* Start DATASET EXTRACT *

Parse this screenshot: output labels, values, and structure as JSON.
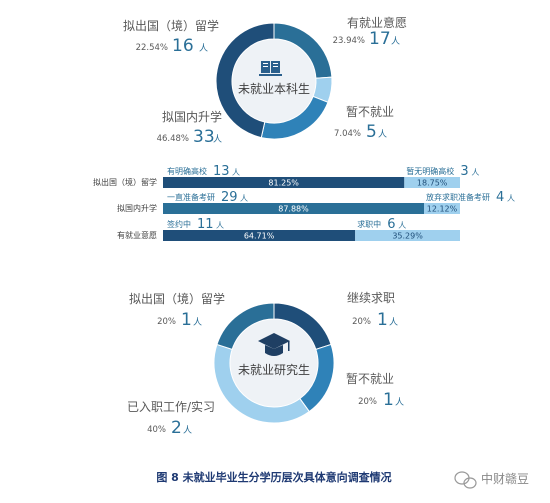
{
  "chart_data": [
    {
      "type": "pie",
      "center_label": "未就业本科生",
      "slices": [
        {
          "label": "有就业意愿",
          "percent": 23.94,
          "count": 17,
          "unit": "人",
          "color": "#2a6f97"
        },
        {
          "label": "暂不就业",
          "percent": 7.04,
          "count": 5,
          "unit": "人",
          "color": "#9fd0ee"
        },
        {
          "label": "拟出国（境）留学",
          "percent": 22.54,
          "count": 16,
          "unit": "人",
          "color": "#2f82b8"
        },
        {
          "label": "拟国内升学",
          "percent": 46.48,
          "count": 33,
          "unit": "人",
          "color": "#1f4e79"
        }
      ]
    },
    {
      "type": "bar",
      "orientation": "horizontal-stacked",
      "rows": [
        {
          "category": "拟出国（境）留学",
          "segments": [
            {
              "label": "有明确高校",
              "count": 13,
              "unit": "人",
              "percent_label": "81.25%",
              "value": 81.25,
              "color": "#1f4e79"
            },
            {
              "label": "暂无明确高校",
              "count": 3,
              "unit": "人",
              "percent_label": "18.75%",
              "value": 18.75,
              "color": "#9fd0ee"
            }
          ]
        },
        {
          "category": "拟国内升学",
          "segments": [
            {
              "label": "一直准备考研",
              "count": 29,
              "unit": "人",
              "percent_label": "87.88%",
              "value": 87.88,
              "color": "#2a6f97"
            },
            {
              "label": "放弃求职准备考研",
              "count": 4,
              "unit": "人",
              "percent_label": "12.12%",
              "value": 12.12,
              "color": "#9fd0ee"
            }
          ]
        },
        {
          "category": "有就业意愿",
          "segments": [
            {
              "label": "签约中",
              "count": 11,
              "unit": "人",
              "percent_label": "64.71%",
              "value": 64.71,
              "color": "#1f4e79"
            },
            {
              "label": "求职中",
              "count": 6,
              "unit": "人",
              "percent_label": "35.29%",
              "value": 35.29,
              "color": "#9fd0ee"
            }
          ]
        }
      ]
    },
    {
      "type": "pie",
      "center_label": "未就业研究生",
      "slices": [
        {
          "label": "继续求职",
          "percent": 20,
          "percent_label": "20%",
          "count": 1,
          "unit": "人",
          "color": "#1f4e79"
        },
        {
          "label": "暂不就业",
          "percent": 20,
          "percent_label": "20%",
          "count": 1,
          "unit": "人",
          "color": "#2f82b8"
        },
        {
          "label": "已入职工作/实习",
          "percent": 40,
          "percent_label": "40%",
          "count": 2,
          "unit": "人",
          "color": "#9fd0ee"
        },
        {
          "label": "拟出国（境）留学",
          "percent": 20,
          "percent_label": "20%",
          "count": 1,
          "unit": "人",
          "color": "#2a6f97"
        }
      ]
    }
  ],
  "caption": "图 8  未就业毕业生分学历层次具体意向调查情况",
  "watermark": "中财赣豆",
  "icons": {
    "donut1_center": "book-icon",
    "donut2_center": "graduation-cap-icon",
    "watermark": "wechat-icon"
  }
}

* End DATASET EXTRACT *

Send back the data above word for word, with the pictures left out.

Parse this screenshot: output labels, values, and structure as JSON.
{
  "chart_data": [
    {
      "type": "pie",
      "center_label": "未就业本科生",
      "slices": [
        {
          "label": "有就业意愿",
          "percent": 23.94,
          "count": 17,
          "unit": "人",
          "color": "#2a6f97"
        },
        {
          "label": "暂不就业",
          "percent": 7.04,
          "count": 5,
          "unit": "人",
          "color": "#9fd0ee"
        },
        {
          "label": "拟出国（境）留学",
          "percent": 22.54,
          "count": 16,
          "unit": "人",
          "color": "#2f82b8"
        },
        {
          "label": "拟国内升学",
          "percent": 46.48,
          "count": 33,
          "unit": "人",
          "color": "#1f4e79"
        }
      ]
    },
    {
      "type": "bar",
      "orientation": "horizontal-stacked",
      "rows": [
        {
          "category": "拟出国（境）留学",
          "segments": [
            {
              "label": "有明确高校",
              "count": 13,
              "unit": "人",
              "percent_label": "81.25%",
              "value": 81.25,
              "color": "#1f4e79"
            },
            {
              "label": "暂无明确高校",
              "count": 3,
              "unit": "人",
              "percent_label": "18.75%",
              "value": 18.75,
              "color": "#9fd0ee"
            }
          ]
        },
        {
          "category": "拟国内升学",
          "segments": [
            {
              "label": "一直准备考研",
              "count": 29,
              "unit": "人",
              "percent_label": "87.88%",
              "value": 87.88,
              "color": "#2a6f97"
            },
            {
              "label": "放弃求职准备考研",
              "count": 4,
              "unit": "人",
              "percent_label": "12.12%",
              "value": 12.12,
              "color": "#9fd0ee"
            }
          ]
        },
        {
          "category": "有就业意愿",
          "segments": [
            {
              "label": "签约中",
              "count": 11,
              "unit": "人",
              "percent_label": "64.71%",
              "value": 64.71,
              "color": "#1f4e79"
            },
            {
              "label": "求职中",
              "count": 6,
              "unit": "人",
              "percent_label": "35.29%",
              "value": 35.29,
              "color": "#9fd0ee"
            }
          ]
        }
      ]
    },
    {
      "type": "pie",
      "center_label": "未就业研究生",
      "slices": [
        {
          "label": "继续求职",
          "percent": 20,
          "percent_label": "20%",
          "count": 1,
          "unit": "人",
          "color": "#1f4e79"
        },
        {
          "label": "暂不就业",
          "percent": 20,
          "percent_label": "20%",
          "count": 1,
          "unit": "人",
          "color": "#2f82b8"
        },
        {
          "label": "已入职工作/实习",
          "percent": 40,
          "percent_label": "40%",
          "count": 2,
          "unit": "人",
          "color": "#9fd0ee"
        },
        {
          "label": "拟出国（境）留学",
          "percent": 20,
          "percent_label": "20%",
          "count": 1,
          "unit": "人",
          "color": "#2a6f97"
        }
      ]
    }
  ],
  "caption": "图 8  未就业毕业生分学历层次具体意向调查情况",
  "watermark": "中财赣豆",
  "icons": {
    "donut1_center": "book-icon",
    "donut2_center": "graduation-cap-icon",
    "watermark": "wechat-icon"
  }
}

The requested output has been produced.